Stated task
Wherever "screenshot" appears in a line, copy that line.

** BEGIN **

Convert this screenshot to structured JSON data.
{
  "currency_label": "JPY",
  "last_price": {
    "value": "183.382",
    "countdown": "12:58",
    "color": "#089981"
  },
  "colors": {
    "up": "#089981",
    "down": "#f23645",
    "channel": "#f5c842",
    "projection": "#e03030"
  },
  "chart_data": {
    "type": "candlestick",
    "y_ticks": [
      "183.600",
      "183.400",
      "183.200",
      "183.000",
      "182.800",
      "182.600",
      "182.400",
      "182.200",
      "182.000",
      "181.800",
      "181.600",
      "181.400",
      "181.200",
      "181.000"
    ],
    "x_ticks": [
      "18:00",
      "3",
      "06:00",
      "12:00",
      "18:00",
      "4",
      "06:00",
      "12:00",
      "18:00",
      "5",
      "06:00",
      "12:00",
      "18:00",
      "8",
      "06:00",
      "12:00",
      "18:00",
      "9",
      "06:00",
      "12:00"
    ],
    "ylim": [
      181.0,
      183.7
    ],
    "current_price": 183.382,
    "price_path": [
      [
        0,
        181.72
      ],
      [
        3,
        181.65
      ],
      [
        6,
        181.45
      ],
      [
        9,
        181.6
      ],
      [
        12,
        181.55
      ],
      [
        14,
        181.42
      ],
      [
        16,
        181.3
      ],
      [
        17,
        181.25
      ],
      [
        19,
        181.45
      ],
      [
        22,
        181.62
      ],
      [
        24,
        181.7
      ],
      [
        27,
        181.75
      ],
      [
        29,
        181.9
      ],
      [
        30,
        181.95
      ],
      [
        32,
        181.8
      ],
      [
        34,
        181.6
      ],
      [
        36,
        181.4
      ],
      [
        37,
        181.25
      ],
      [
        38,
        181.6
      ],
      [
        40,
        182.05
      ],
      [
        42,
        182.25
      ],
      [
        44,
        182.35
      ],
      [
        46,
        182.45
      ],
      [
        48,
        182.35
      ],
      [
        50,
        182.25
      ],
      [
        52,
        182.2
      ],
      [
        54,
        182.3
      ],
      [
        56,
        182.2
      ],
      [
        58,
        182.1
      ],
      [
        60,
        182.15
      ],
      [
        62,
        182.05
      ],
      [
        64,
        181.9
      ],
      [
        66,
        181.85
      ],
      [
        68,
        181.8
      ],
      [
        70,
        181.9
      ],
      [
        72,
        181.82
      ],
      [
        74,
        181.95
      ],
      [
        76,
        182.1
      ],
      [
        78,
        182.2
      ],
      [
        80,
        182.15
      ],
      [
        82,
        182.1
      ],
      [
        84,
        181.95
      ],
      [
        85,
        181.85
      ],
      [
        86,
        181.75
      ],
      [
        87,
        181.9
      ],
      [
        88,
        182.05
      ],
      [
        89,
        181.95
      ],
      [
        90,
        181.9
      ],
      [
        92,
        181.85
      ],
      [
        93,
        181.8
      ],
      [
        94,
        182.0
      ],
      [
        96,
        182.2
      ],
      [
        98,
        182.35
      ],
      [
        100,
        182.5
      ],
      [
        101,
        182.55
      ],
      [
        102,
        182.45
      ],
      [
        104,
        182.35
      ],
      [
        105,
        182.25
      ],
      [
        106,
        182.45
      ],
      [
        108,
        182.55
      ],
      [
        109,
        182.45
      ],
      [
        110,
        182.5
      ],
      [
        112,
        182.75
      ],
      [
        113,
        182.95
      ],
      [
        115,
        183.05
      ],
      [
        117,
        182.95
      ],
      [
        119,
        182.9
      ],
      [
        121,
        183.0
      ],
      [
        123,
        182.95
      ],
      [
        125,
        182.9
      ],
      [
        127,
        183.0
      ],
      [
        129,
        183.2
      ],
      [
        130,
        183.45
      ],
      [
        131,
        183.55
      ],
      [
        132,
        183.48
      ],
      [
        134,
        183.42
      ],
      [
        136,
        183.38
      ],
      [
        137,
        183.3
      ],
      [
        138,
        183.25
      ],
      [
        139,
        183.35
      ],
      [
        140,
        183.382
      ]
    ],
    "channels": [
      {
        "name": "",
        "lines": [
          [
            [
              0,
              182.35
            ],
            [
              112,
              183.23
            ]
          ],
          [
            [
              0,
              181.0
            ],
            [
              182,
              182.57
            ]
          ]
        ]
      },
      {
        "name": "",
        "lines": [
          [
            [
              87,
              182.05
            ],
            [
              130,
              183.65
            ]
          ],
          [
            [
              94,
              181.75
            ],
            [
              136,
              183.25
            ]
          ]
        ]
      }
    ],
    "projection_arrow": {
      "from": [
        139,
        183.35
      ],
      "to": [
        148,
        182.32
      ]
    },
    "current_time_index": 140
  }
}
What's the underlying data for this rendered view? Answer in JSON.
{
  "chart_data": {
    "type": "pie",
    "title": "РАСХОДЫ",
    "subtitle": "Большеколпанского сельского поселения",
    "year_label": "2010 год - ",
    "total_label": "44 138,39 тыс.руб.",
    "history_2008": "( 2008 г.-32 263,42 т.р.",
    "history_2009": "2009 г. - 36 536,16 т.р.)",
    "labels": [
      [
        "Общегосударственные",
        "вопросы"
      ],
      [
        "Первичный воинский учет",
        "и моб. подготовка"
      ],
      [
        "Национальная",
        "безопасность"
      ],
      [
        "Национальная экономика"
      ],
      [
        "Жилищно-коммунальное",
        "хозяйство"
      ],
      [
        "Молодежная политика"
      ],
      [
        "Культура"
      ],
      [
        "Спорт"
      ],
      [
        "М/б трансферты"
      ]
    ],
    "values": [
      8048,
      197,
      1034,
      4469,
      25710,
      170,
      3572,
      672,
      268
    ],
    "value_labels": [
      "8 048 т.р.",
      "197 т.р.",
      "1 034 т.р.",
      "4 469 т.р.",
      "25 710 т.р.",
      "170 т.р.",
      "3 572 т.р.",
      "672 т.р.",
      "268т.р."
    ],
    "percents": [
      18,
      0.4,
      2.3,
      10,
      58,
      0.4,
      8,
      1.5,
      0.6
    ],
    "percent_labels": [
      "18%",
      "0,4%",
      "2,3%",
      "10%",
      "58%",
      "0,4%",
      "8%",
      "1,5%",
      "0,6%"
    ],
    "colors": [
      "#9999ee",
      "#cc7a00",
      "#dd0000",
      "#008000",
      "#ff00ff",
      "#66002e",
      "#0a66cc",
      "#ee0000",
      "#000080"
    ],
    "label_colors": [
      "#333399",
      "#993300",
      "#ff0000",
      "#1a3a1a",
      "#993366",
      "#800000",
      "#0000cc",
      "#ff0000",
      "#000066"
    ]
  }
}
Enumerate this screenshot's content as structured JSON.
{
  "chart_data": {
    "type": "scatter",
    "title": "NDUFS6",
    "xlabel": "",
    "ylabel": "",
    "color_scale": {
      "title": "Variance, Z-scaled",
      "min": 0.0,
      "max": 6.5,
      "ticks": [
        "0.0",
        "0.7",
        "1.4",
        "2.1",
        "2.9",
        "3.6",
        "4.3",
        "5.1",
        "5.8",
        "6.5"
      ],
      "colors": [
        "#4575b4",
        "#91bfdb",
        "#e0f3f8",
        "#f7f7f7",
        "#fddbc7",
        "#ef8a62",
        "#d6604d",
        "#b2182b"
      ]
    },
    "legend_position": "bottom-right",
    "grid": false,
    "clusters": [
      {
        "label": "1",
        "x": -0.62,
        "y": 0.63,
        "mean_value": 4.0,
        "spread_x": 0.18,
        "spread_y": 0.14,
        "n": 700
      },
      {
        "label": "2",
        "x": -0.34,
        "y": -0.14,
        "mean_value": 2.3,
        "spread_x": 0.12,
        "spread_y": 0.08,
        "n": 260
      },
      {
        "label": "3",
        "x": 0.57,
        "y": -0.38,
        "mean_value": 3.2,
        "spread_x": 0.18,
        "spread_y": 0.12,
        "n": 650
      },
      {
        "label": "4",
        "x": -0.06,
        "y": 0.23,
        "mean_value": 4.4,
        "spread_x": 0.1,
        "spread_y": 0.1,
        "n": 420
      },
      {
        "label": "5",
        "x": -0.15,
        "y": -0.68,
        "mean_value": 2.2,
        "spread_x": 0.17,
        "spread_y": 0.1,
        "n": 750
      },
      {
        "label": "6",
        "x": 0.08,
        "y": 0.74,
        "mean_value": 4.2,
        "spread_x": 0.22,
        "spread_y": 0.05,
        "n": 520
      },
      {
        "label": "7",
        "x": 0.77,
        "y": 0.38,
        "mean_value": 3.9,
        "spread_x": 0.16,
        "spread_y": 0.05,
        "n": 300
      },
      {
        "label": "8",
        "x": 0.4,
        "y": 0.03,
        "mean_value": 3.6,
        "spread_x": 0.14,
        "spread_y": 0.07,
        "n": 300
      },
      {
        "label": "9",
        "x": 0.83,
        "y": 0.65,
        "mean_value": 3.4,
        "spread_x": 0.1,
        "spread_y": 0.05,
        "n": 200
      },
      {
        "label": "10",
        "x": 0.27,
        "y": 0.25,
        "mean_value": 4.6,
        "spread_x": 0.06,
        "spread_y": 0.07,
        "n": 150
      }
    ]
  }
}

** END **

Answer to this exercise
Convert this screenshot to structured JSON data.
Enumerate this screenshot's content as structured JSON.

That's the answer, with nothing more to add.